**Data entries**.
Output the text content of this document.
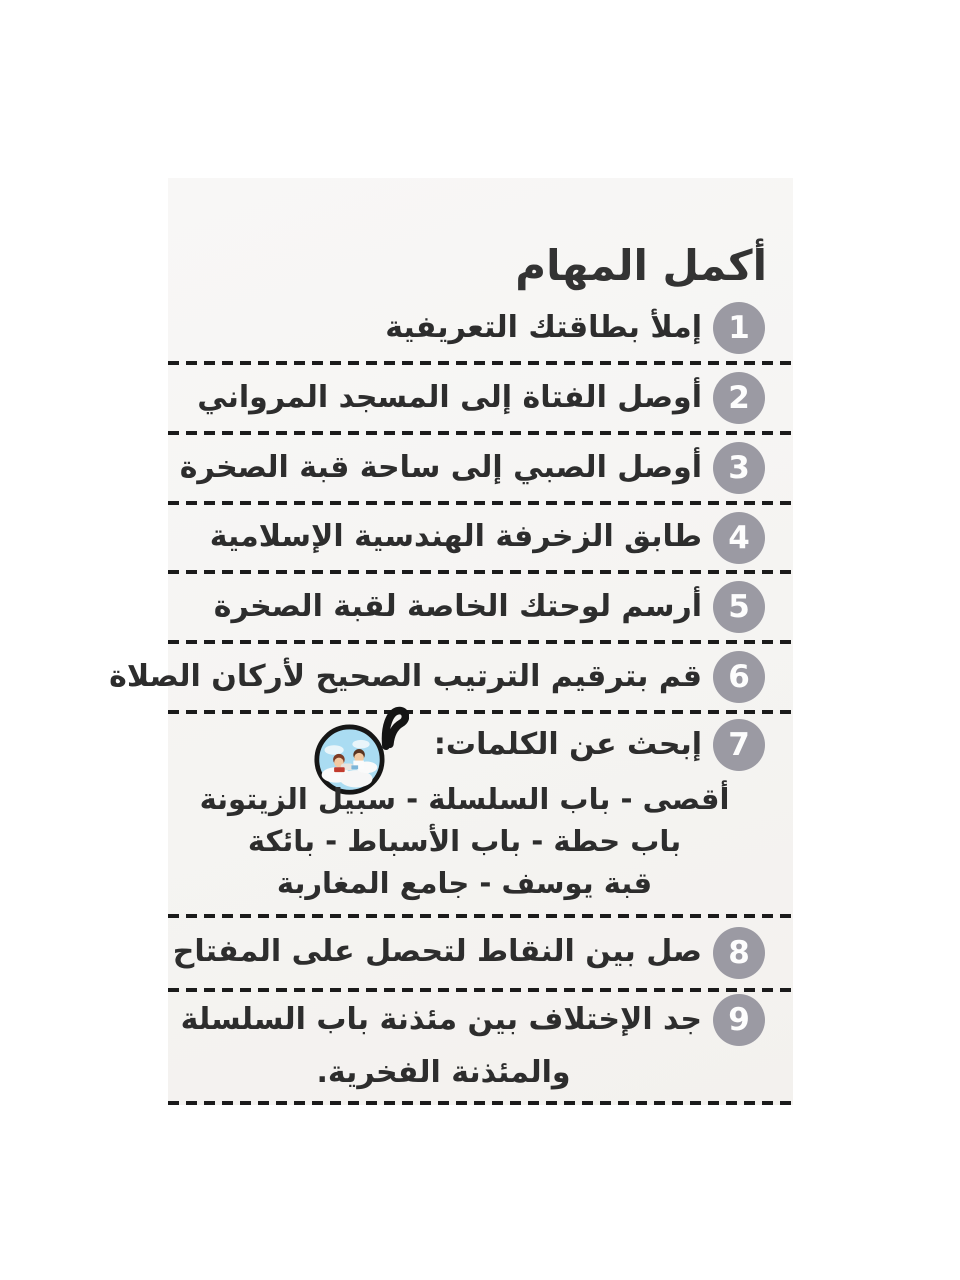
أكمل المهام
1
إملأ بطاقتك التعريفية
2
أوصل الفتاة إلى المسجد المرواني
3
أوصل الصبي إلى ساحة قبة الصخرة
4
طابق الزخرفة الهندسية الإسلامية
5
أرسم لوحتك الخاصة لقبة الصخرة
6
قم بترقيم الترتيب الصحيح لأركان الصلاة
7
إبحث عن الكلمات:
أقصى - باب السلسلة - سبيل الزيتونة
باب حطة - باب الأسباط - بائكة
قبة يوسف - جامع المغاربة
8
صل بين النقاط لتحصل على المفتاح
9
جد الإختلاف بين مئذنة باب السلسلة
والمئذنة الفخرية.
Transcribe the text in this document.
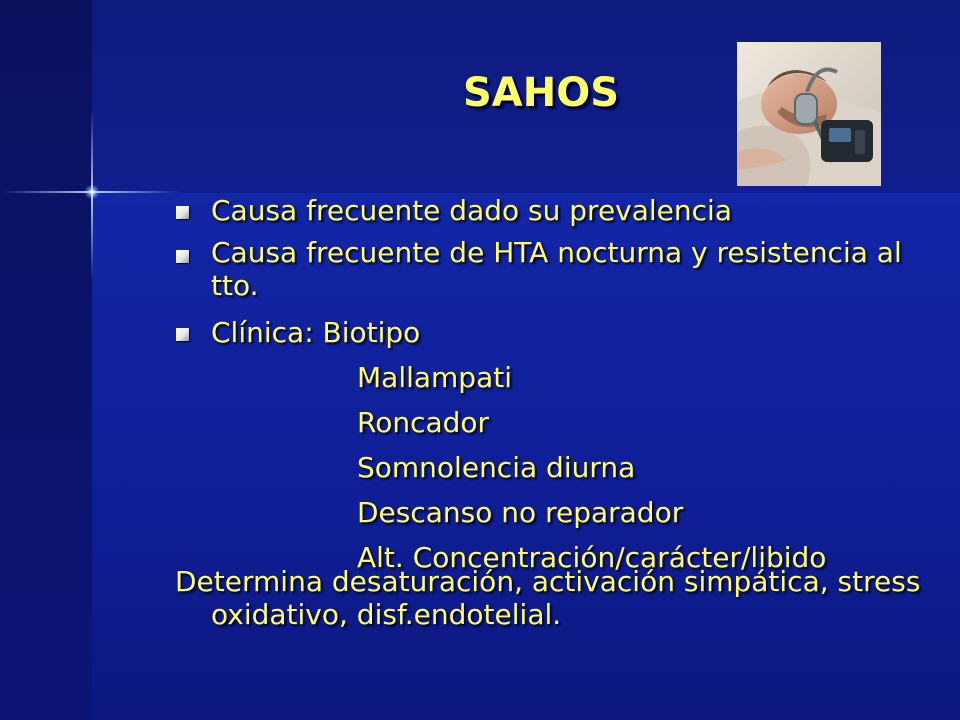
SAHOS
Causa frecuente dado su prevalencia
Causa frecuente de HTA nocturna y resistencia al tto.
Clínica: Biotipo
Mallampati
Roncador
Somnolencia diurna
Descanso no reparador
Alt. Concentración/carácter/libido
Determina desaturación, activación simpática, stress oxidativo, disf.endotelial.
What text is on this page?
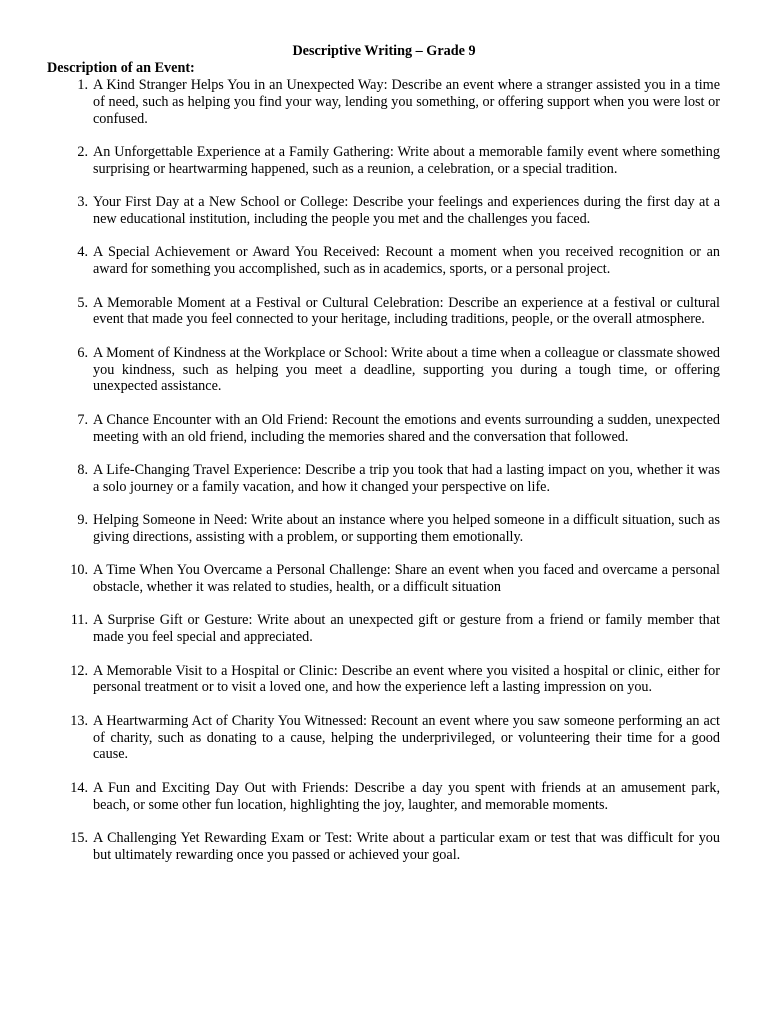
Descriptive Writing – Grade 9
Description of an Event:
1. A Kind Stranger Helps You in an Unexpected Way: Describe an event where a stranger assisted you in a time of need, such as helping you find your way, lending you something, or offering support when you were lost or confused.
2. An Unforgettable Experience at a Family Gathering: Write about a memorable family event where something surprising or heartwarming happened, such as a reunion, a celebration, or a special tradition.
3. Your First Day at a New School or College: Describe your feelings and experiences during the first day at a new educational institution, including the people you met and the challenges you faced.
4. A Special Achievement or Award You Received: Recount a moment when you received recognition or an award for something you accomplished, such as in academics, sports, or a personal project.
5. A Memorable Moment at a Festival or Cultural Celebration: Describe an experience at a festival or cultural event that made you feel connected to your heritage, including traditions, people, or the overall atmosphere.
6. A Moment of Kindness at the Workplace or School: Write about a time when a colleague or classmate showed you kindness, such as helping you meet a deadline, supporting you during a tough time, or offering unexpected assistance.
7. A Chance Encounter with an Old Friend: Recount the emotions and events surrounding a sudden, unexpected meeting with an old friend, including the memories shared and the conversation that followed.
8. A Life-Changing Travel Experience: Describe a trip you took that had a lasting impact on you, whether it was a solo journey or a family vacation, and how it changed your perspective on life.
9. Helping Someone in Need: Write about an instance where you helped someone in a difficult situation, such as giving directions, assisting with a problem, or supporting them emotionally.
10. A Time When You Overcame a Personal Challenge: Share an event when you faced and overcame a personal obstacle, whether it was related to studies, health, or a difficult situation
11. A Surprise Gift or Gesture: Write about an unexpected gift or gesture from a friend or family member that made you feel special and appreciated.
12. A Memorable Visit to a Hospital or Clinic: Describe an event where you visited a hospital or clinic, either for personal treatment or to visit a loved one, and how the experience left a lasting impression on you.
13. A Heartwarming Act of Charity You Witnessed: Recount an event where you saw someone performing an act of charity, such as donating to a cause, helping the underprivileged, or volunteering their time for a good cause.
14. A Fun and Exciting Day Out with Friends: Describe a day you spent with friends at an amusement park, beach, or some other fun location, highlighting the joy, laughter, and memorable moments.
15. A Challenging Yet Rewarding Exam or Test: Write about a particular exam or test that was difficult for you but ultimately rewarding once you passed or achieved your goal.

**Job**. Search the data for "lasting" and list every line in which it occurs.

**Task response**.
8. A Life-Changing Travel Experience: Describe a trip you took that had a lasting impact on you, whether it was a solo journey or a family vacation, and how it changed your perspective on life.
12. A Memorable Visit to a Hospital or Clinic: Describe an event where you visited a hospital or clinic, either for personal treatment or to visit a loved one, and how the experience left a lasting impression on you.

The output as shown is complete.